*REQUIREMENT*. Output all of the entries below precisely as written.

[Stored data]
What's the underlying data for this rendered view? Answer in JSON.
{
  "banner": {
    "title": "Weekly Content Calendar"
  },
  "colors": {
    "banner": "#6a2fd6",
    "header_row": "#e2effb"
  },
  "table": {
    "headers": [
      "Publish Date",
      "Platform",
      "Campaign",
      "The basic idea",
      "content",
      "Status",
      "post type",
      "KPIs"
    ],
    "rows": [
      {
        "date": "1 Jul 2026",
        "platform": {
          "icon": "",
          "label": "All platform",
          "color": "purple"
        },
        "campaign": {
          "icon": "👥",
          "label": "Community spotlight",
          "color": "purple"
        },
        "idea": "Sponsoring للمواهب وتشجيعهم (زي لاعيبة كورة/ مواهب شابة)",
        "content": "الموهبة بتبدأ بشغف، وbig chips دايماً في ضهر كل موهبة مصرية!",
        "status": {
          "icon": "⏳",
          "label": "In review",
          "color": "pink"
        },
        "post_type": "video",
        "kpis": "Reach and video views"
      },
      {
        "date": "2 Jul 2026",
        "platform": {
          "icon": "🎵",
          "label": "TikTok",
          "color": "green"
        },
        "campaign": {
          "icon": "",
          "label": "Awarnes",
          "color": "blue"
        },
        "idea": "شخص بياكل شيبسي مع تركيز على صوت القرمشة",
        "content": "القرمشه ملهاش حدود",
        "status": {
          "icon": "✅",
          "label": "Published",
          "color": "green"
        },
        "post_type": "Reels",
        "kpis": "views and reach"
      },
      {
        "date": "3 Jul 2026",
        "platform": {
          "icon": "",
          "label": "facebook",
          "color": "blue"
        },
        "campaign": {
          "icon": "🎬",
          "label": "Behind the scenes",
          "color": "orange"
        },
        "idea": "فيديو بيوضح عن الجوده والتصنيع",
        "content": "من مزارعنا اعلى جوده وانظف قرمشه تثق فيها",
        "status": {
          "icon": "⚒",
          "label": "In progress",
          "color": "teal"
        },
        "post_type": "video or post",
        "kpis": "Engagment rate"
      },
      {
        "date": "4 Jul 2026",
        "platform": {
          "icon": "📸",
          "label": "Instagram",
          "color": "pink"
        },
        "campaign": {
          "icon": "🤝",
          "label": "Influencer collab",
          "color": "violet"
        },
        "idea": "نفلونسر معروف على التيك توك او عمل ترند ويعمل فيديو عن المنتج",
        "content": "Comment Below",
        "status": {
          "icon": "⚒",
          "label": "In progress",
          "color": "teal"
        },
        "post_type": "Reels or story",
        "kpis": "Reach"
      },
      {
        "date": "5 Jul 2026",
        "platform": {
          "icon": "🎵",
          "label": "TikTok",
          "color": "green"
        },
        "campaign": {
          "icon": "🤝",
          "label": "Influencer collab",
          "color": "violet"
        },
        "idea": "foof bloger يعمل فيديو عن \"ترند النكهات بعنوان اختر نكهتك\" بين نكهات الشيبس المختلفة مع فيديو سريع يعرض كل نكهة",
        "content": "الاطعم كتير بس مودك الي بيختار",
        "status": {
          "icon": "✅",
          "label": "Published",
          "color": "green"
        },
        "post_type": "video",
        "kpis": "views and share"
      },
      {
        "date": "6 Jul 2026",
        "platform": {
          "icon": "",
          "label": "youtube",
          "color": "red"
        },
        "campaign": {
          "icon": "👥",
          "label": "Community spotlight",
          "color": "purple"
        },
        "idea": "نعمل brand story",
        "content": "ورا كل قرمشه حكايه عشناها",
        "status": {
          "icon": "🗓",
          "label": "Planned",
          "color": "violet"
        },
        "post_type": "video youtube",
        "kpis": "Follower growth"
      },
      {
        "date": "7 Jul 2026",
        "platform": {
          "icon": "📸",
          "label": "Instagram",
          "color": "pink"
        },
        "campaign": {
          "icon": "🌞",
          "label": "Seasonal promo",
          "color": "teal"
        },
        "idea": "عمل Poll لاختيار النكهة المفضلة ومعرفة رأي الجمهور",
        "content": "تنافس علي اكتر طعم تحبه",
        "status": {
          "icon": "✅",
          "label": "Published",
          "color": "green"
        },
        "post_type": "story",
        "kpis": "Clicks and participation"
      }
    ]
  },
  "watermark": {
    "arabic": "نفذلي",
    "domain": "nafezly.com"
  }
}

*THE REPLY*.
What's the underlying data for this rendered view? Answer in JSON.
{
  "banner": {
    "title": "Weekly Content Calendar"
  },
  "colors": {
    "banner": "#6a2fd6",
    "header_row": "#e2effb"
  },
  "table": {
    "headers": [
      "Publish Date",
      "Platform",
      "Campaign",
      "The basic idea",
      "content",
      "Status",
      "post type",
      "KPIs"
    ],
    "rows": [
      {
        "date": "1 Jul 2026",
        "platform": {
          "icon": "",
          "label": "All platform",
          "color": "purple"
        },
        "campaign": {
          "icon": "👥",
          "label": "Community spotlight",
          "color": "purple"
        },
        "idea": "Sponsoring للمواهب وتشجيعهم (زي لاعيبة كورة/ مواهب شابة)",
        "content": "الموهبة بتبدأ بشغف، وbig chips دايماً في ضهر كل موهبة مصرية!",
        "status": {
          "icon": "⏳",
          "label": "In review",
          "color": "pink"
        },
        "post_type": "video",
        "kpis": "Reach and video views"
      },
      {
        "date": "2 Jul 2026",
        "platform": {
          "icon": "🎵",
          "label": "TikTok",
          "color": "green"
        },
        "campaign": {
          "icon": "",
          "label": "Awarnes",
          "color": "blue"
        },
        "idea": "شخص بياكل شيبسي مع تركيز على صوت القرمشة",
        "content": "القرمشه ملهاش حدود",
        "status": {
          "icon": "✅",
          "label": "Published",
          "color": "green"
        },
        "post_type": "Reels",
        "kpis": "views and reach"
      },
      {
        "date": "3 Jul 2026",
        "platform": {
          "icon": "",
          "label": "facebook",
          "color": "blue"
        },
        "campaign": {
          "icon": "🎬",
          "label": "Behind the scenes",
          "color": "orange"
        },
        "idea": "فيديو بيوضح عن الجوده والتصنيع",
        "content": "من مزارعنا اعلى جوده وانظف قرمشه تثق فيها",
        "status": {
          "icon": "⚒",
          "label": "In progress",
          "color": "teal"
        },
        "post_type": "video or post",
        "kpis": "Engagment rate"
      },
      {
        "date": "4 Jul 2026",
        "platform": {
          "icon": "📸",
          "label": "Instagram",
          "color": "pink"
        },
        "campaign": {
          "icon": "🤝",
          "label": "Influencer collab",
          "color": "violet"
        },
        "idea": "نفلونسر معروف على التيك توك او عمل ترند ويعمل فيديو عن المنتج",
        "content": "Comment Below",
        "status": {
          "icon": "⚒",
          "label": "In progress",
          "color": "teal"
        },
        "post_type": "Reels or story",
        "kpis": "Reach"
      },
      {
        "date": "5 Jul 2026",
        "platform": {
          "icon": "🎵",
          "label": "TikTok",
          "color": "green"
        },
        "campaign": {
          "icon": "🤝",
          "label": "Influencer collab",
          "color": "violet"
        },
        "idea": "foof bloger يعمل فيديو عن \"ترند النكهات بعنوان اختر نكهتك\" بين نكهات الشيبس المختلفة مع فيديو سريع يعرض كل نكهة",
        "content": "الاطعم كتير بس مودك الي بيختار",
        "status": {
          "icon": "✅",
          "label": "Published",
          "color": "green"
        },
        "post_type": "video",
        "kpis": "views and share"
      },
      {
        "date": "6 Jul 2026",
        "platform": {
          "icon": "",
          "label": "youtube",
          "color": "red"
        },
        "campaign": {
          "icon": "👥",
          "label": "Community spotlight",
          "color": "purple"
        },
        "idea": "نعمل brand story",
        "content": "ورا كل قرمشه حكايه عشناها",
        "status": {
          "icon": "🗓",
          "label": "Planned",
          "color": "violet"
        },
        "post_type": "video youtube",
        "kpis": "Follower growth"
      },
      {
        "date": "7 Jul 2026",
        "platform": {
          "icon": "📸",
          "label": "Instagram",
          "color": "pink"
        },
        "campaign": {
          "icon": "🌞",
          "label": "Seasonal promo",
          "color": "teal"
        },
        "idea": "عمل Poll لاختيار النكهة المفضلة ومعرفة رأي الجمهور",
        "content": "تنافس علي اكتر طعم تحبه",
        "status": {
          "icon": "✅",
          "label": "Published",
          "color": "green"
        },
        "post_type": "story",
        "kpis": "Clicks and participation"
      }
    ]
  },
  "watermark": {
    "arabic": "نفذلي",
    "domain": "nafezly.com"
  }
}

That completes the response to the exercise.